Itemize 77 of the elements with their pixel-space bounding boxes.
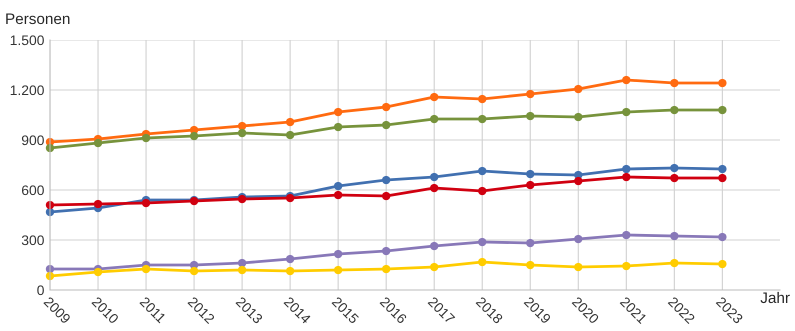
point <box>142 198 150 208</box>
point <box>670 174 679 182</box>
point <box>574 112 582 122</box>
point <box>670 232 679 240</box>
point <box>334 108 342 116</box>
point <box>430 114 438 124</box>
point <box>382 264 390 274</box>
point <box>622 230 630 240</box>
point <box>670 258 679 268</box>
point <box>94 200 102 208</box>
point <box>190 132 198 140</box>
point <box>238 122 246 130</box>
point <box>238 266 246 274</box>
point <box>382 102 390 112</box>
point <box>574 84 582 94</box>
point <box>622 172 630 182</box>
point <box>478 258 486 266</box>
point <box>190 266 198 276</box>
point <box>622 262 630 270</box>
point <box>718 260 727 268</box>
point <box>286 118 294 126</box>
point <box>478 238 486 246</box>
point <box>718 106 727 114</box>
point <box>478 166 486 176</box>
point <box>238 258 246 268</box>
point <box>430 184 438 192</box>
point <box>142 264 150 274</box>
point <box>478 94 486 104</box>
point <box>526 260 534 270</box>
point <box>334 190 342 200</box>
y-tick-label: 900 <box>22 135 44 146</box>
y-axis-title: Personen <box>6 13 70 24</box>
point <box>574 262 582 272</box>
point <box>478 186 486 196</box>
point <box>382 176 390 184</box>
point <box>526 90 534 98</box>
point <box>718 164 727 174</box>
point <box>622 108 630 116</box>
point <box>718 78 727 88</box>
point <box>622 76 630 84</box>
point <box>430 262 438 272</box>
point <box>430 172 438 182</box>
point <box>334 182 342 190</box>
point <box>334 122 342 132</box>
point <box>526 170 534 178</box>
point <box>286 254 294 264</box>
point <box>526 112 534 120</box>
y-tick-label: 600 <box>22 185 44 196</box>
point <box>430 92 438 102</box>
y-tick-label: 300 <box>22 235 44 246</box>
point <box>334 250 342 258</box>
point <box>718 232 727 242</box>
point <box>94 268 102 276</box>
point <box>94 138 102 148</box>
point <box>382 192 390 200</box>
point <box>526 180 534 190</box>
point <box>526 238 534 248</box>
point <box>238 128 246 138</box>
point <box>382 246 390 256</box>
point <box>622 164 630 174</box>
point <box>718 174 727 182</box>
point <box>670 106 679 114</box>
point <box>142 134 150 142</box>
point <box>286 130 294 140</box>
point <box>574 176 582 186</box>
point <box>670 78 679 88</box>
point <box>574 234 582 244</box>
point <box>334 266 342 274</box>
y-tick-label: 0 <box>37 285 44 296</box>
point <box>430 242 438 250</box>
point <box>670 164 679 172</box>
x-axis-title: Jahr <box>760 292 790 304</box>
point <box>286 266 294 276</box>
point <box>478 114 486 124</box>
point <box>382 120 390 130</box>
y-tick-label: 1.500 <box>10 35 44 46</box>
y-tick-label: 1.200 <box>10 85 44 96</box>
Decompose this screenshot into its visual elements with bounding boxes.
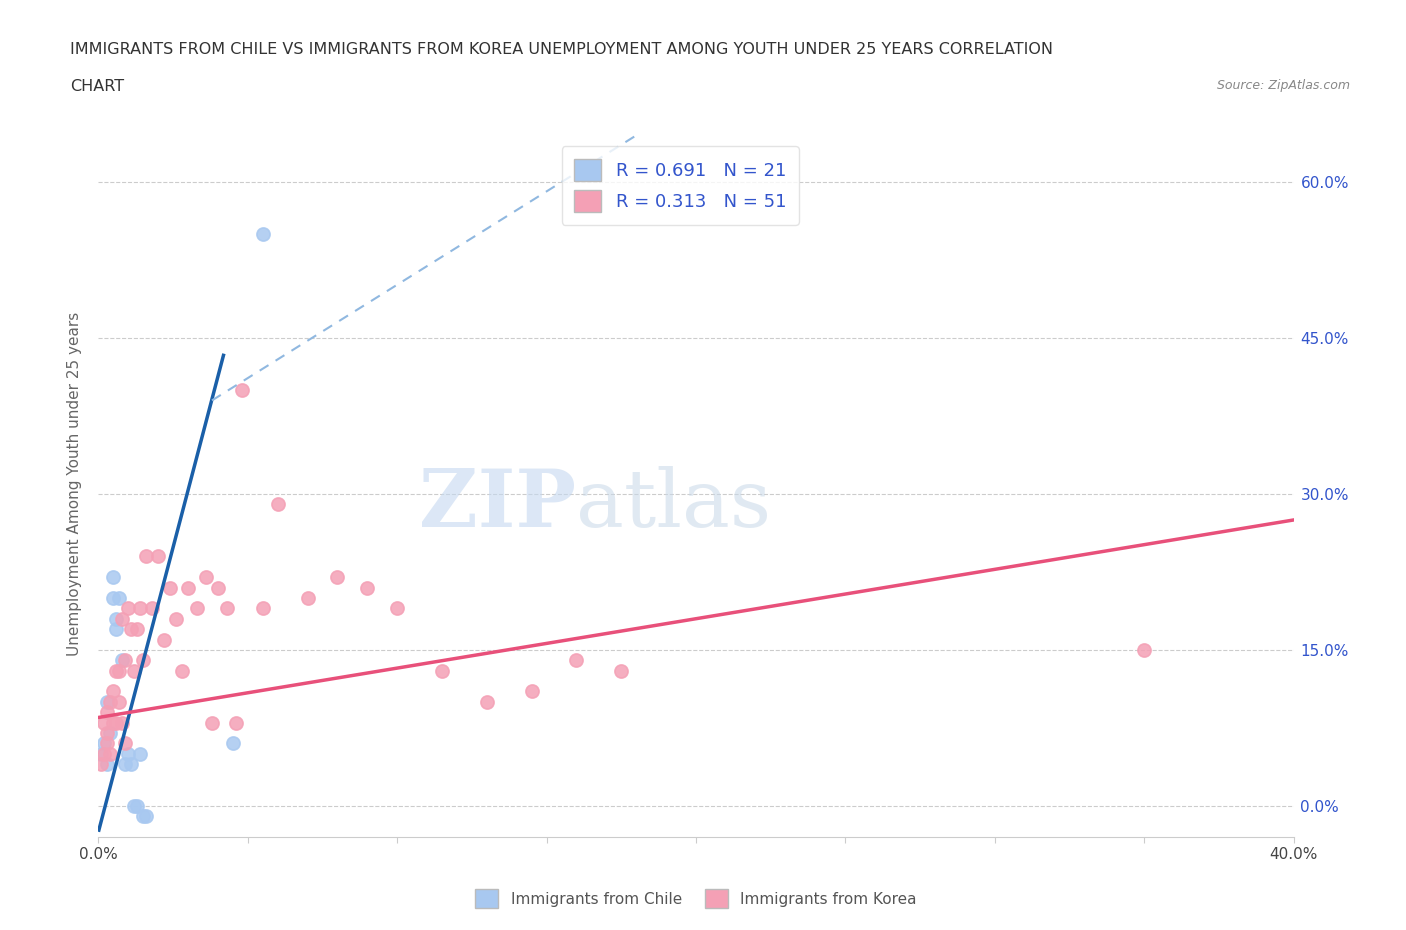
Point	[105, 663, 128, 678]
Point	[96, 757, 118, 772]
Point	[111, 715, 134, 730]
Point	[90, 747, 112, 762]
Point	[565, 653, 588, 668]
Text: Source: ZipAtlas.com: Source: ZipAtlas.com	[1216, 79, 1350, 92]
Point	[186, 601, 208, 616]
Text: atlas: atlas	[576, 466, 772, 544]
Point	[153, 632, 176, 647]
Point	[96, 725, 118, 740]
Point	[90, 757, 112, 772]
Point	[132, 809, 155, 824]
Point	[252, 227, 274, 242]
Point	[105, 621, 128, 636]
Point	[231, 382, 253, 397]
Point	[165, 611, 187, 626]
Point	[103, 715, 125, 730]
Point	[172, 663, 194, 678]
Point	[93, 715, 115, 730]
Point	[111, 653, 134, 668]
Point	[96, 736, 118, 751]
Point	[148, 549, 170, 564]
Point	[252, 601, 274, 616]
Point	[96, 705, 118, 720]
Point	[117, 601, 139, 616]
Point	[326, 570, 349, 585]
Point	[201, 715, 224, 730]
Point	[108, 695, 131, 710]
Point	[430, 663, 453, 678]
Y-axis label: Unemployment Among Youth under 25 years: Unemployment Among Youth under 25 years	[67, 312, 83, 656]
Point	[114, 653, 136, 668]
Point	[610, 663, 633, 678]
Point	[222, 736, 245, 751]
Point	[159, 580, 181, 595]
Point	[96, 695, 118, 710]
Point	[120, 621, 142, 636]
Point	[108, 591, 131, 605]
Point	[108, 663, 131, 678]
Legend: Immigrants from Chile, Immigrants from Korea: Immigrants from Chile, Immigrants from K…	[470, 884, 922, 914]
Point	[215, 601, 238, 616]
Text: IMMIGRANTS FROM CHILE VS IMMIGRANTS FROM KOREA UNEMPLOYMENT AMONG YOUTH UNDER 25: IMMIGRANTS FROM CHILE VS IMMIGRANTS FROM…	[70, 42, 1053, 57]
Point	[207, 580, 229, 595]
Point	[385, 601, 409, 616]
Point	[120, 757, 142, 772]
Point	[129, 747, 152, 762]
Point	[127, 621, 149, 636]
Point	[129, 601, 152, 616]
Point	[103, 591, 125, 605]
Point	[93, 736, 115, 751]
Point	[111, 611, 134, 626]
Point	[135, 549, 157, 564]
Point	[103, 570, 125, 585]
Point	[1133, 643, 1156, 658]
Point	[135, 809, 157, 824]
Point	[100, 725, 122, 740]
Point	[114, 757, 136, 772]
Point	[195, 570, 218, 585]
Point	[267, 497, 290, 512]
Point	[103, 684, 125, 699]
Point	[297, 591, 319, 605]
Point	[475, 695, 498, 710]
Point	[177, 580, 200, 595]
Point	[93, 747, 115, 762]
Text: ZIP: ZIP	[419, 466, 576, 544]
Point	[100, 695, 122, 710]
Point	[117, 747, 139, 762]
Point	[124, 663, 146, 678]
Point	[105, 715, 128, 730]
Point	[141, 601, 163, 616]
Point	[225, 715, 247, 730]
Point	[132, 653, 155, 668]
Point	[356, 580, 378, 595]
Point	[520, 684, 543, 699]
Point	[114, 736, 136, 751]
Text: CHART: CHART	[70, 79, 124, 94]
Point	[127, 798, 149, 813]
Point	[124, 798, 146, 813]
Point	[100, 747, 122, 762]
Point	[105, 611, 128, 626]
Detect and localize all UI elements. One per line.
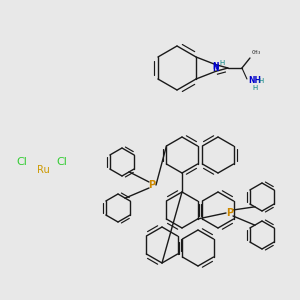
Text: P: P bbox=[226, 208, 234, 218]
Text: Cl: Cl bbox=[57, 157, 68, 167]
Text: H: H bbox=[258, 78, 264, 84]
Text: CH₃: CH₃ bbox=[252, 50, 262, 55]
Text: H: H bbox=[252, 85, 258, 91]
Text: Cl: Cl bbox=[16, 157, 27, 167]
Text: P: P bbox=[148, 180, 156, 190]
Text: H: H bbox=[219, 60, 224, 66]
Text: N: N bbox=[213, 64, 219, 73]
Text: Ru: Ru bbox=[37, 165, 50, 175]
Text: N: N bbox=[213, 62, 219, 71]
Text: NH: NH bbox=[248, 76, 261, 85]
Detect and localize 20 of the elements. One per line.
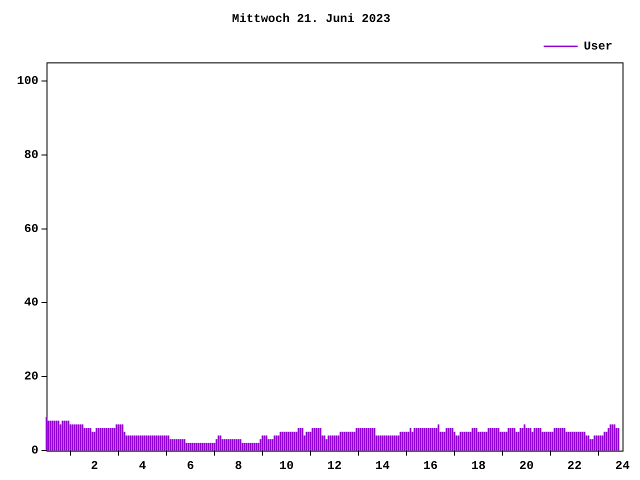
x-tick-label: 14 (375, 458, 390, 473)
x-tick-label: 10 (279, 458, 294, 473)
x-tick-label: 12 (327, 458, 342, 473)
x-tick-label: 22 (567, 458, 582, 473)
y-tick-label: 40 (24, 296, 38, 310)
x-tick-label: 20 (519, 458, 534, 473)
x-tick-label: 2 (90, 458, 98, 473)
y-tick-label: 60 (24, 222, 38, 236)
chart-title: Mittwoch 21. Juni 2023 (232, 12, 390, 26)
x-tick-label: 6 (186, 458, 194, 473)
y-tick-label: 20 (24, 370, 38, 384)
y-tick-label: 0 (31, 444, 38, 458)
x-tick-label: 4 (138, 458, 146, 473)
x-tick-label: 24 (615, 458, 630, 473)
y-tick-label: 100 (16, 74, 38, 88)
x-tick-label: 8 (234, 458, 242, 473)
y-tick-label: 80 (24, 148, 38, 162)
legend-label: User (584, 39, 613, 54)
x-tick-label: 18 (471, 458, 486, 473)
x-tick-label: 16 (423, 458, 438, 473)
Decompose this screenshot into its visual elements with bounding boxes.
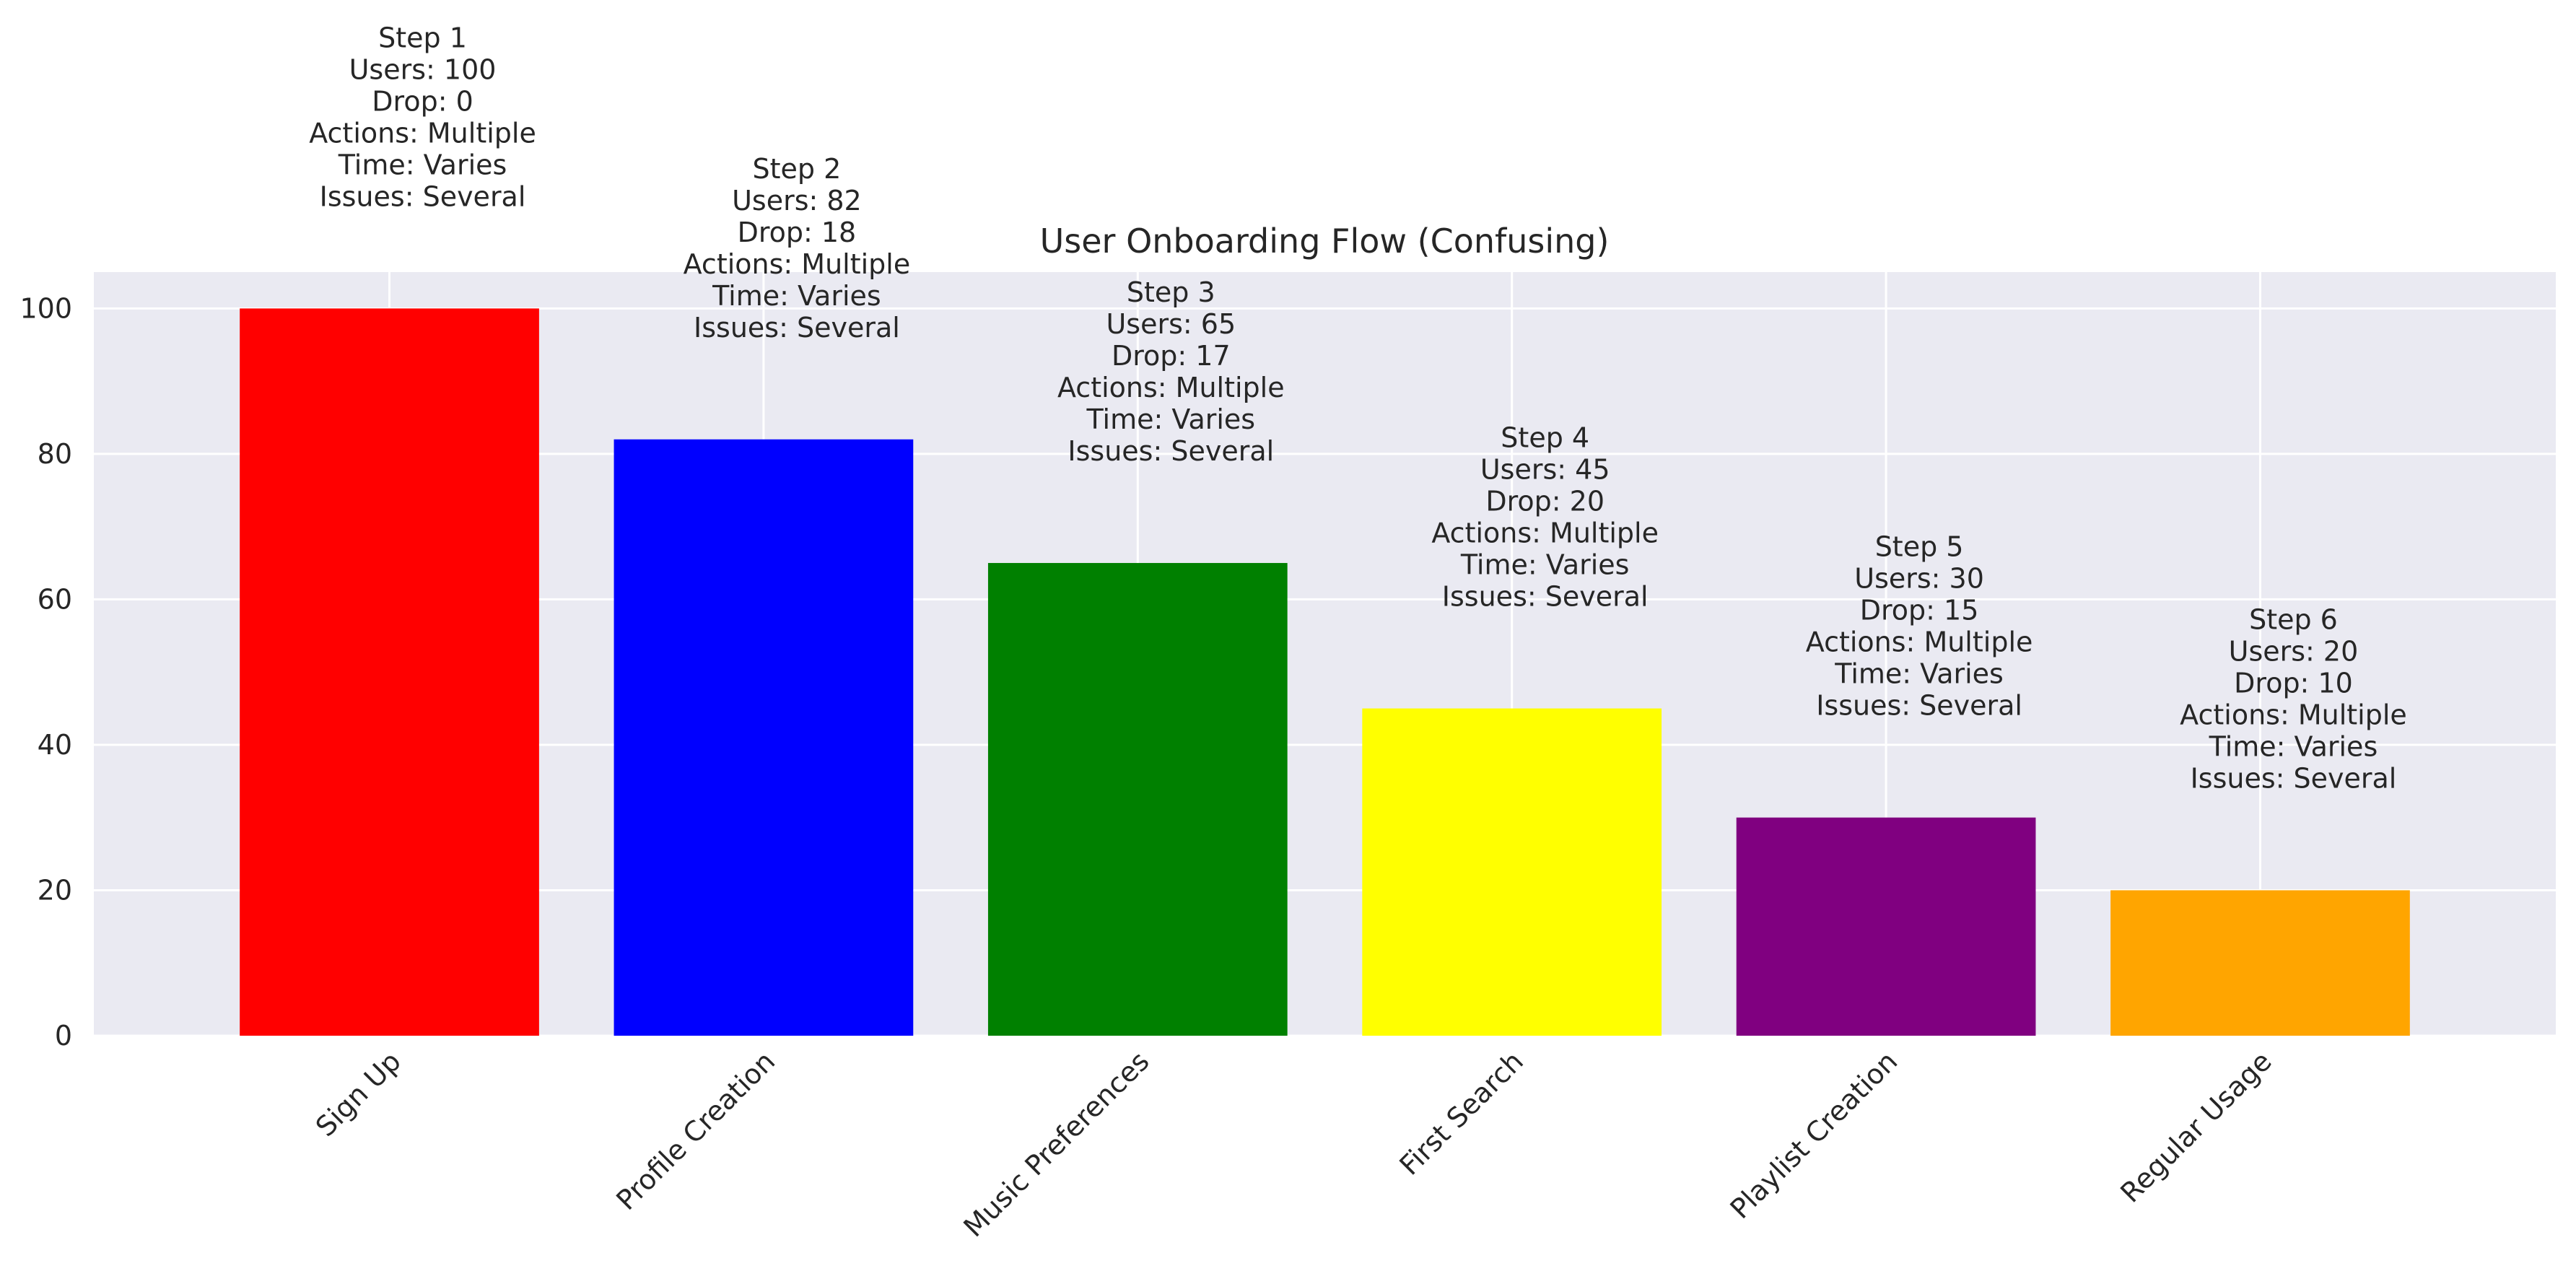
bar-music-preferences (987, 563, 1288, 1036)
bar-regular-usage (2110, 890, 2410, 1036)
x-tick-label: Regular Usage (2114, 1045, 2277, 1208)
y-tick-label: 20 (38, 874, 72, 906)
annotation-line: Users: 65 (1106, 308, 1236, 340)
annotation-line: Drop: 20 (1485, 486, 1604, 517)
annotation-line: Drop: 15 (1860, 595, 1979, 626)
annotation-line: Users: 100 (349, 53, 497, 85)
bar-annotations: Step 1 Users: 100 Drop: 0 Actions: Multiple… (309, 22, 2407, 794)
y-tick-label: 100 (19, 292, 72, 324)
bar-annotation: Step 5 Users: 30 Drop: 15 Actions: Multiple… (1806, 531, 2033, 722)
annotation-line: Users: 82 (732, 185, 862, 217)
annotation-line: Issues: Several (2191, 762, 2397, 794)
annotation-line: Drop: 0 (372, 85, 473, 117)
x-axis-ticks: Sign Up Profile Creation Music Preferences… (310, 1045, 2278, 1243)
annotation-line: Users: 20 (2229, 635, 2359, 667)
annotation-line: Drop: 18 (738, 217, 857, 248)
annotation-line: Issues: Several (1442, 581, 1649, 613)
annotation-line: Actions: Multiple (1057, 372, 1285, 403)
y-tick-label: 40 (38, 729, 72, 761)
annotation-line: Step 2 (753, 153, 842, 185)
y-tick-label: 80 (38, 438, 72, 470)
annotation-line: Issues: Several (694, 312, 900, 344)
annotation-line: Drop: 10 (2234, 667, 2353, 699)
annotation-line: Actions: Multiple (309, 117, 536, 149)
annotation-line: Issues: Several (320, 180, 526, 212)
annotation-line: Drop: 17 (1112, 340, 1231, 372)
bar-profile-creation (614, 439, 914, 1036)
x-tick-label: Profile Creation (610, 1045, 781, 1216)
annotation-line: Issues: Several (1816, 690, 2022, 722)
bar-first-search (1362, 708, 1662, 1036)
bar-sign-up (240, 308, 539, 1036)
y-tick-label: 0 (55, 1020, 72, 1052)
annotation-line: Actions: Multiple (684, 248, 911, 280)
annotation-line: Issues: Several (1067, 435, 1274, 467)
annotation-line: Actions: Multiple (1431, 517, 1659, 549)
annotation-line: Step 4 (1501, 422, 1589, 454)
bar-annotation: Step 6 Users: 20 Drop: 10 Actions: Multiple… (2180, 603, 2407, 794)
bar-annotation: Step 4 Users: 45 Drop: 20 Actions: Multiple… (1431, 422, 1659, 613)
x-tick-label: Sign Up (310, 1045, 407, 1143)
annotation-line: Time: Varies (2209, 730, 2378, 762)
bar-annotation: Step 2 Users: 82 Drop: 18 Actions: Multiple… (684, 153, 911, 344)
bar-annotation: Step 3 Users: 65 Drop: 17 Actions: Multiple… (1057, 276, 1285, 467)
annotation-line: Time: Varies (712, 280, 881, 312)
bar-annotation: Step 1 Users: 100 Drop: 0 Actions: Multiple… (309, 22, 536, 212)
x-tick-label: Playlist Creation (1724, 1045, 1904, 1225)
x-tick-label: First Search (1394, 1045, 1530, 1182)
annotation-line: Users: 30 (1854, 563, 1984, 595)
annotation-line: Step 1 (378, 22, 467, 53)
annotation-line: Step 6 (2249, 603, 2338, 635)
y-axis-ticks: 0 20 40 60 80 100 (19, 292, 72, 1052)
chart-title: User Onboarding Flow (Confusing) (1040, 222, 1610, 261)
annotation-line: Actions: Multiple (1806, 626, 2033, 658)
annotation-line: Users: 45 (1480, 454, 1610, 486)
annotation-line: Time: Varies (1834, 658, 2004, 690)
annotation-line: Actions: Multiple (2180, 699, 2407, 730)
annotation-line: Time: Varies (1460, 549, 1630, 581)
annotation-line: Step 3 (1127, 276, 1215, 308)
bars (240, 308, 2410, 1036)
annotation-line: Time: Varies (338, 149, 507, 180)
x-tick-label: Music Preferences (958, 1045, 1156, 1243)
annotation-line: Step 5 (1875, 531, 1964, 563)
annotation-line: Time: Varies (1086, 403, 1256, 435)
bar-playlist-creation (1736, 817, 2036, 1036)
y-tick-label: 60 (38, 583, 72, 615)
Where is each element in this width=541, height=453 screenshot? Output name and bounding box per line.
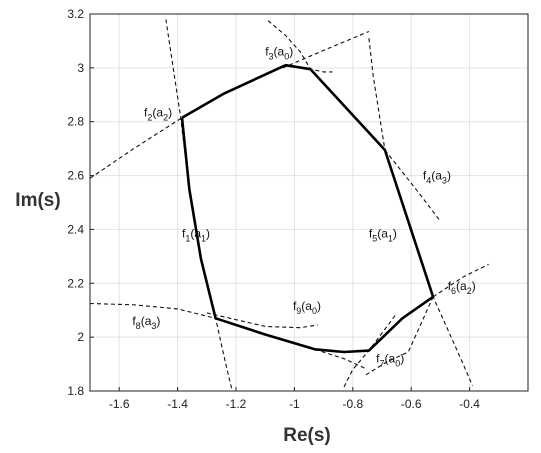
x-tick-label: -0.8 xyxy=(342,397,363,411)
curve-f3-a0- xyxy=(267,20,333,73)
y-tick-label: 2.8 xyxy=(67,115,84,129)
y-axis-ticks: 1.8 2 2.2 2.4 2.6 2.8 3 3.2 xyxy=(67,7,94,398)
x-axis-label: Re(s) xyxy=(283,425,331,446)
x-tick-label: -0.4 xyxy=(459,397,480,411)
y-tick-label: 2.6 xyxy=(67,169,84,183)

----------------------------------------

▸ **AIM**
Echo the lines from the one containing "Text: P: P bbox=[226, 208, 234, 218]" through the one containing "Detect and localize 20", including both of those lines, and copy each one character for character.

▸ **FULL ANSWER**
Text: P: P bbox=[226, 208, 234, 218]
Text: Cl: Cl bbox=[57, 157, 68, 167]
Text: H: H bbox=[258, 78, 264, 84]
Text: CH₃: CH₃ bbox=[252, 50, 262, 55]
Text: H: H bbox=[252, 85, 258, 91]
Text: Cl: Cl bbox=[16, 157, 27, 167]
Text: P: P bbox=[148, 180, 156, 190]
Text: H: H bbox=[219, 60, 224, 66]
Text: N: N bbox=[213, 64, 219, 73]
Text: Ru: Ru bbox=[37, 165, 50, 175]
Text: N: N bbox=[213, 62, 219, 71]
Text: NH: NH bbox=[248, 76, 261, 85]
Detect and localize 20 of the elements. One per line.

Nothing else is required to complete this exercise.